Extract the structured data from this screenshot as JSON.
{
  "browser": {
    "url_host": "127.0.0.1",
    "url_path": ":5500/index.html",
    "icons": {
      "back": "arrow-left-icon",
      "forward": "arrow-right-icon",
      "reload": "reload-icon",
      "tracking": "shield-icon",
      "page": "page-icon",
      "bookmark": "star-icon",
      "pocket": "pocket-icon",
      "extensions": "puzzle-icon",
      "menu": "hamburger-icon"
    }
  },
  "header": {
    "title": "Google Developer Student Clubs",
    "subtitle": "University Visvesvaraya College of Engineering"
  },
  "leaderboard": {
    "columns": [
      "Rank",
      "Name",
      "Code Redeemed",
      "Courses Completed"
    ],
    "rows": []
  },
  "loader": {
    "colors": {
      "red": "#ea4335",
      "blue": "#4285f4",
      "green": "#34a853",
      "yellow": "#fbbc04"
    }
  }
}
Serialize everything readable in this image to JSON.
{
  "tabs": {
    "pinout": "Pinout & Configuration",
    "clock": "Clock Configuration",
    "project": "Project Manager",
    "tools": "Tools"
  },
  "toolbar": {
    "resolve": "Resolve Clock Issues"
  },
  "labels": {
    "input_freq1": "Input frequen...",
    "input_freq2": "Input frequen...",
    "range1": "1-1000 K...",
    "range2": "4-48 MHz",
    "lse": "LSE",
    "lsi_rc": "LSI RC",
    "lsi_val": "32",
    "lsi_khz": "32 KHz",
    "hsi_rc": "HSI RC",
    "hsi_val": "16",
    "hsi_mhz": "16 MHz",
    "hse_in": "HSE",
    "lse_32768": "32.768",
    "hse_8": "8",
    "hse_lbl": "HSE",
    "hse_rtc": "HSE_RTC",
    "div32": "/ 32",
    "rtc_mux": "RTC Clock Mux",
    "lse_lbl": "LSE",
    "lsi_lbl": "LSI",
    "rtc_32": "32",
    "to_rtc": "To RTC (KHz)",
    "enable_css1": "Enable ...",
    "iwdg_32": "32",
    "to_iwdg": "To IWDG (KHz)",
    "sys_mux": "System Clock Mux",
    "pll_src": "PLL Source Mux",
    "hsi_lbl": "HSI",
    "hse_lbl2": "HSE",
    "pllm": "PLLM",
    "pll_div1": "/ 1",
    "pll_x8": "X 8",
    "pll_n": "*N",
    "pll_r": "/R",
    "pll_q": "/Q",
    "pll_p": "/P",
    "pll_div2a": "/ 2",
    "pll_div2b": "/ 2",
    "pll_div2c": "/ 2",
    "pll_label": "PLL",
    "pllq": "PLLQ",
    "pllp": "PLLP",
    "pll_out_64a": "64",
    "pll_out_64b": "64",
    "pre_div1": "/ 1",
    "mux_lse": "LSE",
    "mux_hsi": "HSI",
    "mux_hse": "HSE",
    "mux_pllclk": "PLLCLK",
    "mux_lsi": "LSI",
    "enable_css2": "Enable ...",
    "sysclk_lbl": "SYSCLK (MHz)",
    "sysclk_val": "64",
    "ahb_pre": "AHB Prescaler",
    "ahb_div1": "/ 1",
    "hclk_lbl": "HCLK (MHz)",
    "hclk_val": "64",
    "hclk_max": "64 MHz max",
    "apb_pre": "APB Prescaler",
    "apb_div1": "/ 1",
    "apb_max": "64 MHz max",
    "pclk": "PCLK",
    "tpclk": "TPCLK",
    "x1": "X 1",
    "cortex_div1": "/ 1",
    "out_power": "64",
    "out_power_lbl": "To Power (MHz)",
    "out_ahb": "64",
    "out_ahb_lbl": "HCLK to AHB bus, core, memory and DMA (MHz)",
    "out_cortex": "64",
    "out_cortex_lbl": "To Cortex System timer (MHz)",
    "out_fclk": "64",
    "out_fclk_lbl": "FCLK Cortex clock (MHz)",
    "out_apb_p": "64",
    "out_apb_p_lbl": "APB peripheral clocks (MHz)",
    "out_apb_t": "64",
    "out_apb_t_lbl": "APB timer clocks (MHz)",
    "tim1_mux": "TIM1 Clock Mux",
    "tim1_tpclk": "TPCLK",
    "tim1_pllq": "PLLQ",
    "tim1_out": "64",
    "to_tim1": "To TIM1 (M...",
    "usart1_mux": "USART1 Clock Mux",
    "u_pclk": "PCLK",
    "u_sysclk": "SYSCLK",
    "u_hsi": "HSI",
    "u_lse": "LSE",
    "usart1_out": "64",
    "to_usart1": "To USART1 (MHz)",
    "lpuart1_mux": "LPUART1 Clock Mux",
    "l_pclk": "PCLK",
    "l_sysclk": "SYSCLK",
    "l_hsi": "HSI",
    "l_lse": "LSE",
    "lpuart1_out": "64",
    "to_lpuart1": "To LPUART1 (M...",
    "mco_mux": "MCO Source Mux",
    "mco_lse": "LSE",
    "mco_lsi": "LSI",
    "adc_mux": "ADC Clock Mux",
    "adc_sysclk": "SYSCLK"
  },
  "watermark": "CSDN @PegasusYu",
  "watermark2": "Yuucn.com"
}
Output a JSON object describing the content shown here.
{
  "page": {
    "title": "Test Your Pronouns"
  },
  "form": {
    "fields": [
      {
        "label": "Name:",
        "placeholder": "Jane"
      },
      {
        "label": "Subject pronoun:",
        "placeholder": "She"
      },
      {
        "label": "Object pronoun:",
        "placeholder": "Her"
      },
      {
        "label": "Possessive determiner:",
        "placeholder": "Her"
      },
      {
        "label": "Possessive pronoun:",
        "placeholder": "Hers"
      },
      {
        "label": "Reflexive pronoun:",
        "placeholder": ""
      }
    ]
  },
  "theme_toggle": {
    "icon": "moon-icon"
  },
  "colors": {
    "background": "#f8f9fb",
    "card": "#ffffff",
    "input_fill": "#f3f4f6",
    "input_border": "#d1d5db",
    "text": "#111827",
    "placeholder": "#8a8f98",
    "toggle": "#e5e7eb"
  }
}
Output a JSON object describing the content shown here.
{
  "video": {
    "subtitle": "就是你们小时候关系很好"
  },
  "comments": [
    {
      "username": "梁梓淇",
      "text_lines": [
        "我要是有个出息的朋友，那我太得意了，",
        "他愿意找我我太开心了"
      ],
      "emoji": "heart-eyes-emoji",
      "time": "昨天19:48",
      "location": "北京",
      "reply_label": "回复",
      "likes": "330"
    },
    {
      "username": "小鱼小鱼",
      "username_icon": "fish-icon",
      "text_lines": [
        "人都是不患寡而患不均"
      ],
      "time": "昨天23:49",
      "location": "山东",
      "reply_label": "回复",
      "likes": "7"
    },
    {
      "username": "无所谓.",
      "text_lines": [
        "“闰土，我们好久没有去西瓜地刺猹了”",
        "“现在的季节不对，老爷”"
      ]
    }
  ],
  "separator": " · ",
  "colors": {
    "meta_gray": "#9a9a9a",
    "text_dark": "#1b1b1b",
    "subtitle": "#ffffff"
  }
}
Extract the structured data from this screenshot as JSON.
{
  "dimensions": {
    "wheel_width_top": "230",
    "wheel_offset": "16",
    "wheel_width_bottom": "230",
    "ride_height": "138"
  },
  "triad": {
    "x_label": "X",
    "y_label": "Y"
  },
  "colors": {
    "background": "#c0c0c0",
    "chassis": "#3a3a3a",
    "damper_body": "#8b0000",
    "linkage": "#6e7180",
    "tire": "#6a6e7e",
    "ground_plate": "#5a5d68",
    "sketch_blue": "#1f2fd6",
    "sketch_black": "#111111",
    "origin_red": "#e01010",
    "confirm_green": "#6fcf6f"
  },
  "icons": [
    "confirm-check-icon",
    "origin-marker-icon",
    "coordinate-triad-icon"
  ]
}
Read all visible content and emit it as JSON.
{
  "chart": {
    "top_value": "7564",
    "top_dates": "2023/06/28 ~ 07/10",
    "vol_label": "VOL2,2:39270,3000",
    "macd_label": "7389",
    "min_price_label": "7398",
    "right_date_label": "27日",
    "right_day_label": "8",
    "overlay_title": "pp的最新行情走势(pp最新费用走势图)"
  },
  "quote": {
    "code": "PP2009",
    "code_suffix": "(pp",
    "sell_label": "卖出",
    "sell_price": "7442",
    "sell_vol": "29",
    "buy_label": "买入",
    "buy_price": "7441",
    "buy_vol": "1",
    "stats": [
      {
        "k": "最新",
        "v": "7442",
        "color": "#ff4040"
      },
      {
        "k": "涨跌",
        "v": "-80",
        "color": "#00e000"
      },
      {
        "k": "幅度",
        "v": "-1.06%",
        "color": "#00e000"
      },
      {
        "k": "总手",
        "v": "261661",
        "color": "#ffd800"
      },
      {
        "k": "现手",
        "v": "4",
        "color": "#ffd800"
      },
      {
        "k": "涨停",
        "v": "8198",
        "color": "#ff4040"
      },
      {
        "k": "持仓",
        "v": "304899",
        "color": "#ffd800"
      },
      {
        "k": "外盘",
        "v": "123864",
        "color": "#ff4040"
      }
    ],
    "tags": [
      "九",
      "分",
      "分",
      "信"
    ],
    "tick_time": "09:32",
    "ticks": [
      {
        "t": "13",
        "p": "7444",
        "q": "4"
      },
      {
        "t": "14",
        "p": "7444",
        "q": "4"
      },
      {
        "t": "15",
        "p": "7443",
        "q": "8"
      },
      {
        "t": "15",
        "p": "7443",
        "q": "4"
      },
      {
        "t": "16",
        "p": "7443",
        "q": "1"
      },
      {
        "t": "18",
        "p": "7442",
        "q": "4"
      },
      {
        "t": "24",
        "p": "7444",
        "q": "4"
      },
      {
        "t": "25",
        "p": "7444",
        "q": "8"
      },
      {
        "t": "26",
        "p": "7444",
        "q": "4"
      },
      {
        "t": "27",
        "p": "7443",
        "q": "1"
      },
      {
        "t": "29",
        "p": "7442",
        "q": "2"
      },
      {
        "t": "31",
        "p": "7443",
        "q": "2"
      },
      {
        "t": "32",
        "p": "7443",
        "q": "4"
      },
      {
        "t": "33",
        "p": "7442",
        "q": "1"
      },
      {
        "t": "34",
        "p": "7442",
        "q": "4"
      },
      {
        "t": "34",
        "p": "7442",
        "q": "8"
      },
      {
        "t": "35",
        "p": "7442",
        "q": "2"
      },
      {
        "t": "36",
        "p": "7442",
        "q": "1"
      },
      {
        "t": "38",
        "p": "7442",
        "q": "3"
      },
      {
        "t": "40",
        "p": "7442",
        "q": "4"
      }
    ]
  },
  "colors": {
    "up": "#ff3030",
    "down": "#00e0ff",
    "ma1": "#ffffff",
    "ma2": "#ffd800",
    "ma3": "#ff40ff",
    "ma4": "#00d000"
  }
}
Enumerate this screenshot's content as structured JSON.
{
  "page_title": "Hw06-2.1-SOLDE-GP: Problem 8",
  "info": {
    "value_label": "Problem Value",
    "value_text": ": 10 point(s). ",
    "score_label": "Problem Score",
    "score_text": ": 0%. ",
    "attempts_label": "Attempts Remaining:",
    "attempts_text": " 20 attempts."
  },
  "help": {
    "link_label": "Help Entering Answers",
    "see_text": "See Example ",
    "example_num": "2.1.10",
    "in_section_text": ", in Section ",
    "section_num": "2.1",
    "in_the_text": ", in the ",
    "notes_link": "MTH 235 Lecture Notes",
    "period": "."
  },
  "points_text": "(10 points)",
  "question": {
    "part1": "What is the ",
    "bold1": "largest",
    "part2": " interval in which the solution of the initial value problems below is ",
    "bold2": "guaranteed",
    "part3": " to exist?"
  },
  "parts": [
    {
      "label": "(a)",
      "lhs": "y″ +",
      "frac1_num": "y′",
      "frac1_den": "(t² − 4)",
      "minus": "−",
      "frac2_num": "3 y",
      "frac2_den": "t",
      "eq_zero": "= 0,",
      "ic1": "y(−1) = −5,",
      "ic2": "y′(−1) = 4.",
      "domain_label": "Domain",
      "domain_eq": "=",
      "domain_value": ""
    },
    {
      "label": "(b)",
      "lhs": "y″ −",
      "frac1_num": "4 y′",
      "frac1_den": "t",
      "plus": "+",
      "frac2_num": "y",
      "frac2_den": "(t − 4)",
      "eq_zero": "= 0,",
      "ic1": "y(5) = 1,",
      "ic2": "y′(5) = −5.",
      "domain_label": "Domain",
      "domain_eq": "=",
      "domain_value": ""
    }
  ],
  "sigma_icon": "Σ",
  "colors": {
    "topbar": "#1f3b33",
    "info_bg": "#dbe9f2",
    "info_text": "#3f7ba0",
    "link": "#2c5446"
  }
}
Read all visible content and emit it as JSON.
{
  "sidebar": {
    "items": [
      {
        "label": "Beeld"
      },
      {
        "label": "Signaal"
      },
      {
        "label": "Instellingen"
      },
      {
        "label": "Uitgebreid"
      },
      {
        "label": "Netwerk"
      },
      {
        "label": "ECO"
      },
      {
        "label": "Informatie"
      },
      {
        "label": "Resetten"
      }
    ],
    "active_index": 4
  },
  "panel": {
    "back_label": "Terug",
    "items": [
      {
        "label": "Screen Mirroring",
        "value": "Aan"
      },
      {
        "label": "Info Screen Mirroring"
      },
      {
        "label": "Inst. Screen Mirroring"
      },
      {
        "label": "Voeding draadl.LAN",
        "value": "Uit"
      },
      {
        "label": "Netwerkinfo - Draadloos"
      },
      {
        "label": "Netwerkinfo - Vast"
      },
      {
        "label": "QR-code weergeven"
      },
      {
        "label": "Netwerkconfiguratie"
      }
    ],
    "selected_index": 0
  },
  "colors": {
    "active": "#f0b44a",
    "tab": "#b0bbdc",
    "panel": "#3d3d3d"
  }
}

* _SET PROBLEM_
State, as a bare number, how many lines of the listing hold the word "Prescaler".

* _EXERCISE SOLUTION_
2